>> START Reading passage

High-level-timbral-features-extractor

Convolutional-based supervised regression task for extracting high level timbral features from drums sound files, useful to condition a real time Neural Sound Synthesiser on continuous intuitive controls. Implemented using the Freesound One-shot percussive sounds dataset and Keras on top of TensorFlow.

Introduction

I am interested in Generative neural networks architecture models. Specifically, I am interested in Neural Audio Synthesis Architectures that expose continuous and high-level Synthesis control parameters. In other words, to truly be Synthesizers, these kind of Generative models should expose controls which, representing some synthesis parameters, are both perceptually meaningful to humans (expressing latent spaces representations which are as disentangled as possible) and numerical, as opposed to nominal (continuous parametric values rather than class names). At the light of this, I decided to perform a supervised regression task, rather than classification (my model can be, after training, used as Encoder in an Autoencoder Synthesizer).

>> END Reading passage
>> START Material provided

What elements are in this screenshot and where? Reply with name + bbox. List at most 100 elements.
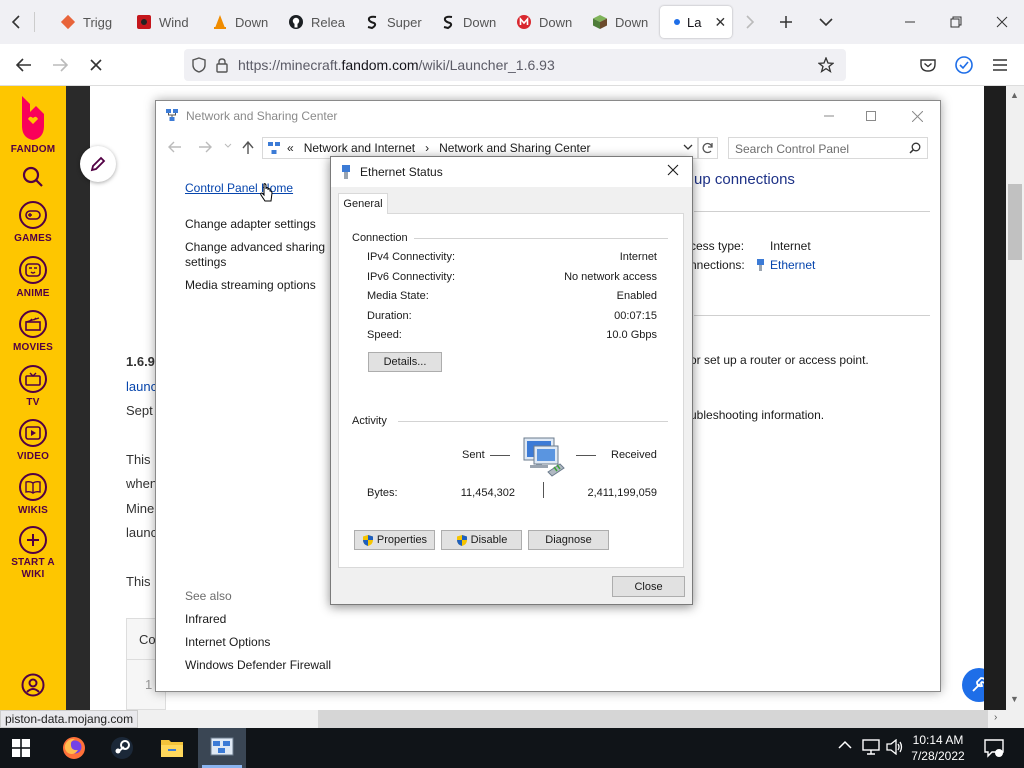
taskbar-clock[interactable]: 10:14 AM 7/28/2022 — [900, 732, 976, 764]
breadcrumb-network-sharing[interactable]: Network and Sharing Center — [439, 141, 590, 155]
nsc-close-button[interactable] — [904, 105, 930, 127]
taskbar-steam[interactable] — [110, 736, 134, 760]
url-bar[interactable]: https://minecraft.fandom.com/wiki/Launch… — [184, 49, 846, 81]
lock-icon[interactable] — [216, 57, 228, 73]
access-type-value: Internet — [770, 239, 811, 253]
nsc-maximize-button[interactable] — [858, 105, 884, 127]
troubleshoot-text[interactable]: ubleshooting information. — [690, 408, 824, 422]
setup-router-text[interactable]: or set up a router or access point. — [690, 353, 869, 367]
breadcrumb-overflow[interactable]: « — [287, 141, 294, 155]
nsc-refresh-button[interactable] — [698, 137, 718, 159]
taskbar-file-explorer[interactable] — [160, 737, 184, 759]
fandom-nav-anime[interactable]: ANIME — [0, 256, 66, 299]
start-button[interactable] — [12, 739, 30, 757]
disable-button[interactable]: Disable — [441, 530, 522, 550]
fandom-nav-video[interactable]: VIDEO — [0, 419, 66, 462]
page-scrollbar[interactable]: ▲ ▼ — [1006, 86, 1024, 710]
taskbar-control-panel-active[interactable] — [198, 728, 246, 768]
back-button[interactable] — [10, 51, 38, 79]
fandom-nav-start-wiki[interactable]: START A WIKI — [0, 526, 66, 581]
see-also-firewall-link[interactable]: Windows Defender Firewall — [185, 658, 331, 672]
scrollbar-thumb[interactable] — [1008, 184, 1022, 260]
fandom-nav-movies[interactable]: MOVIES — [0, 310, 66, 353]
stop-loading-button[interactable] — [82, 51, 110, 79]
account-button[interactable] — [950, 51, 978, 79]
windows-logo-icon — [12, 739, 30, 757]
media-streaming-options-link[interactable]: Media streaming options — [185, 278, 316, 292]
see-also-infrared-link[interactable]: Infrared — [185, 612, 226, 626]
tab-5[interactable]: Super — [354, 6, 426, 38]
change-adapter-settings-link[interactable]: Change adapter settings — [185, 217, 316, 231]
tab-2[interactable]: Wind — [126, 6, 198, 38]
nsc-back-button[interactable] — [168, 141, 182, 153]
details-button[interactable]: Details... — [368, 352, 442, 372]
folder-icon — [161, 740, 183, 757]
list-all-tabs-button[interactable] — [812, 8, 840, 36]
diagnose-button[interactable]: Diagnose — [528, 530, 609, 550]
network-tray-icon[interactable] — [862, 739, 880, 755]
change-advanced-sharing-link[interactable]: Change advanced sharing settings — [185, 240, 335, 270]
nsc-recent-button[interactable] — [224, 143, 232, 149]
fandom-search[interactable] — [0, 166, 66, 188]
close-button[interactable]: Close — [612, 576, 685, 597]
tab-8[interactable]: Down — [582, 6, 654, 38]
fandom-nav-wikis[interactable]: WIKIS — [0, 473, 66, 516]
fandom-logo[interactable]: FANDOM — [0, 94, 66, 155]
action-center-button[interactable] — [984, 738, 1004, 758]
tab-5-label: Super — [387, 14, 422, 30]
taskbar-firefox[interactable] — [62, 736, 86, 760]
app-menu-button[interactable] — [986, 51, 1014, 79]
pocket-button[interactable] — [914, 51, 942, 79]
fandom-nav-tv[interactable]: TV — [0, 365, 66, 408]
edit-page-button[interactable] — [80, 146, 116, 182]
browser-status-bar: piston-data.mojang.com › — [0, 710, 1024, 728]
see-also-internet-options-link[interactable]: Internet Options — [185, 635, 270, 649]
network-computer-icon — [522, 436, 568, 480]
notification-icon — [984, 739, 1004, 758]
close-window-button[interactable] — [988, 8, 1016, 36]
plus-circle-icon — [19, 526, 47, 554]
tab-1[interactable]: Trigg — [50, 6, 122, 38]
forward-button[interactable] — [46, 51, 74, 79]
nsc-minimize-button[interactable] — [816, 105, 842, 127]
page-download-link[interactable]: launc — [126, 379, 157, 394]
tab-4[interactable]: Relea — [278, 6, 350, 38]
tab-general[interactable]: General — [338, 193, 388, 214]
tab-3[interactable]: Down — [202, 6, 274, 38]
nsc-up-button[interactable] — [242, 141, 254, 155]
tab-4-label: Relea — [311, 14, 345, 30]
scroll-up-icon[interactable]: ▲ — [1010, 90, 1019, 100]
tab-scroll-left-button[interactable] — [2, 8, 30, 36]
tracking-shield-icon[interactable] — [192, 57, 206, 73]
horizontal-scrollbar-track[interactable] — [318, 710, 988, 728]
nsc-forward-button[interactable] — [198, 141, 212, 153]
ethernet-connection-link[interactable]: Ethernet — [770, 258, 815, 272]
new-tab-button[interactable] — [772, 8, 800, 36]
minimize-window-button[interactable] — [896, 8, 924, 36]
tab-9-active[interactable]: La ✕ — [660, 6, 732, 38]
properties-button[interactable]: Properties — [354, 530, 435, 550]
restore-window-button[interactable] — [942, 8, 970, 36]
fandom-nav-games[interactable]: GAMES — [0, 201, 66, 244]
ethernet-icon — [756, 258, 765, 272]
show-hidden-icons-button[interactable] — [838, 740, 852, 750]
scroll-right-icon[interactable]: › — [994, 712, 997, 723]
page-line-5: This — [126, 574, 151, 589]
ethernet-dialog-title: Ethernet Status — [360, 165, 443, 179]
control-panel-home-link[interactable]: Control Panel Home — [185, 181, 293, 195]
bookmark-star-icon[interactable] — [818, 57, 834, 73]
tab-scroll-right-button[interactable] — [736, 8, 764, 36]
close-tab-icon[interactable]: ✕ — [714, 14, 726, 31]
ethernet-dialog-close-button[interactable] — [667, 164, 679, 176]
nsc-search-box[interactable]: Search Control Panel — [728, 137, 928, 159]
address-dropdown-icon[interactable] — [683, 144, 693, 151]
tab-7[interactable]: Down — [506, 6, 578, 38]
scroll-down-icon[interactable]: ▼ — [1010, 694, 1019, 704]
breadcrumb-network-internet[interactable]: Network and Internet — [304, 141, 415, 155]
breadcrumb-separator[interactable]: › — [425, 141, 429, 155]
speed-value: 10.0 Gbps — [606, 329, 657, 341]
fandom-account[interactable] — [0, 673, 66, 697]
fandom-heart-icon — [22, 96, 44, 140]
tab-6[interactable]: Down — [430, 6, 502, 38]
fandom-logo-label: FANDOM — [10, 144, 56, 155]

>> END Material provided

▸ **Tasks to carry out**:
1) From the timbral-features extractor description above, return everything from "Convolutional-based supervised regression" down to "top of TensorFlow.".
2) According to the timbral-features extractor description, which dataset was used to implement the regression task?

▸ **List of solutions**:
1)
Convolutional-based supervised regression task for extracting high level timbral features from drums sound files, useful to condition a real time Neural Sound Synthesiser on continuous intuitive controls. Implemented using the Freesound One-shot percussive sounds dataset and Keras on top of TensorFlow.

2) The Freesound One-shot percussive sounds dataset.